> _Exercise brief_: Reproduce every record exactly as it appears, but not the pictures.

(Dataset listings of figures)
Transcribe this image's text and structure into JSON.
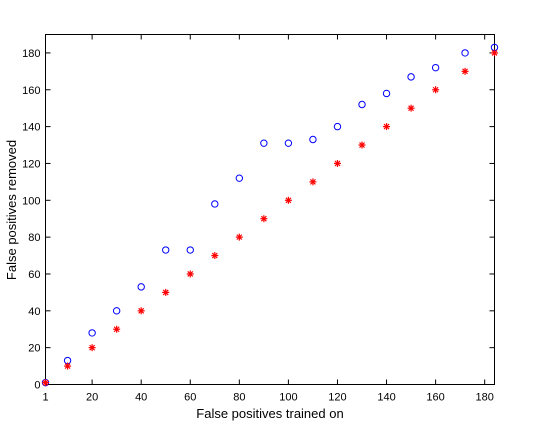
{
  "chart_data": {
    "type": "scatter",
    "title": "",
    "xlabel": "False positives trained on",
    "ylabel": "False positives removed",
    "xlim": [
      1,
      184
    ],
    "ylim": [
      0,
      190
    ],
    "x_ticks": [
      1,
      20,
      40,
      60,
      80,
      100,
      120,
      140,
      160,
      180
    ],
    "y_ticks": [
      0,
      20,
      40,
      60,
      80,
      100,
      120,
      140,
      160,
      180
    ],
    "grid": false,
    "legend": "none",
    "series": [
      {
        "marker": "circle",
        "color": "#0000ff",
        "points": [
          [
            1,
            1
          ],
          [
            10,
            13
          ],
          [
            20,
            28
          ],
          [
            30,
            40
          ],
          [
            40,
            53
          ],
          [
            50,
            73
          ],
          [
            60,
            73
          ],
          [
            70,
            98
          ],
          [
            80,
            112
          ],
          [
            90,
            131
          ],
          [
            100,
            131
          ],
          [
            110,
            133
          ],
          [
            120,
            140
          ],
          [
            130,
            152
          ],
          [
            140,
            158
          ],
          [
            150,
            167
          ],
          [
            160,
            172
          ],
          [
            172,
            180
          ],
          [
            184,
            183
          ]
        ]
      },
      {
        "marker": "asterisk",
        "color": "#ff0000",
        "points": [
          [
            1,
            1
          ],
          [
            10,
            10
          ],
          [
            20,
            20
          ],
          [
            30,
            30
          ],
          [
            40,
            40
          ],
          [
            50,
            50
          ],
          [
            60,
            60
          ],
          [
            70,
            70
          ],
          [
            80,
            80
          ],
          [
            90,
            90
          ],
          [
            100,
            100
          ],
          [
            110,
            110
          ],
          [
            120,
            120
          ],
          [
            130,
            130
          ],
          [
            140,
            140
          ],
          [
            150,
            150
          ],
          [
            160,
            160
          ],
          [
            172,
            170
          ],
          [
            184,
            180
          ]
        ]
      }
    ]
  }
}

> _Answer to the problem_:
Transcribe this image's text and structure into JSON.
{
  "chart_data": {
    "type": "scatter",
    "title": "",
    "xlabel": "False positives trained on",
    "ylabel": "False positives removed",
    "xlim": [
      1,
      184
    ],
    "ylim": [
      0,
      190
    ],
    "x_ticks": [
      1,
      20,
      40,
      60,
      80,
      100,
      120,
      140,
      160,
      180
    ],
    "y_ticks": [
      0,
      20,
      40,
      60,
      80,
      100,
      120,
      140,
      160,
      180
    ],
    "grid": false,
    "legend": "none",
    "series": [
      {
        "marker": "circle",
        "color": "#0000ff",
        "points": [
          [
            1,
            1
          ],
          [
            10,
            13
          ],
          [
            20,
            28
          ],
          [
            30,
            40
          ],
          [
            40,
            53
          ],
          [
            50,
            73
          ],
          [
            60,
            73
          ],
          [
            70,
            98
          ],
          [
            80,
            112
          ],
          [
            90,
            131
          ],
          [
            100,
            131
          ],
          [
            110,
            133
          ],
          [
            120,
            140
          ],
          [
            130,
            152
          ],
          [
            140,
            158
          ],
          [
            150,
            167
          ],
          [
            160,
            172
          ],
          [
            172,
            180
          ],
          [
            184,
            183
          ]
        ]
      },
      {
        "marker": "asterisk",
        "color": "#ff0000",
        "points": [
          [
            1,
            1
          ],
          [
            10,
            10
          ],
          [
            20,
            20
          ],
          [
            30,
            30
          ],
          [
            40,
            40
          ],
          [
            50,
            50
          ],
          [
            60,
            60
          ],
          [
            70,
            70
          ],
          [
            80,
            80
          ],
          [
            90,
            90
          ],
          [
            100,
            100
          ],
          [
            110,
            110
          ],
          [
            120,
            120
          ],
          [
            130,
            130
          ],
          [
            140,
            140
          ],
          [
            150,
            150
          ],
          [
            160,
            160
          ],
          [
            172,
            170
          ],
          [
            184,
            180
          ]
        ]
      }
    ]
  }
}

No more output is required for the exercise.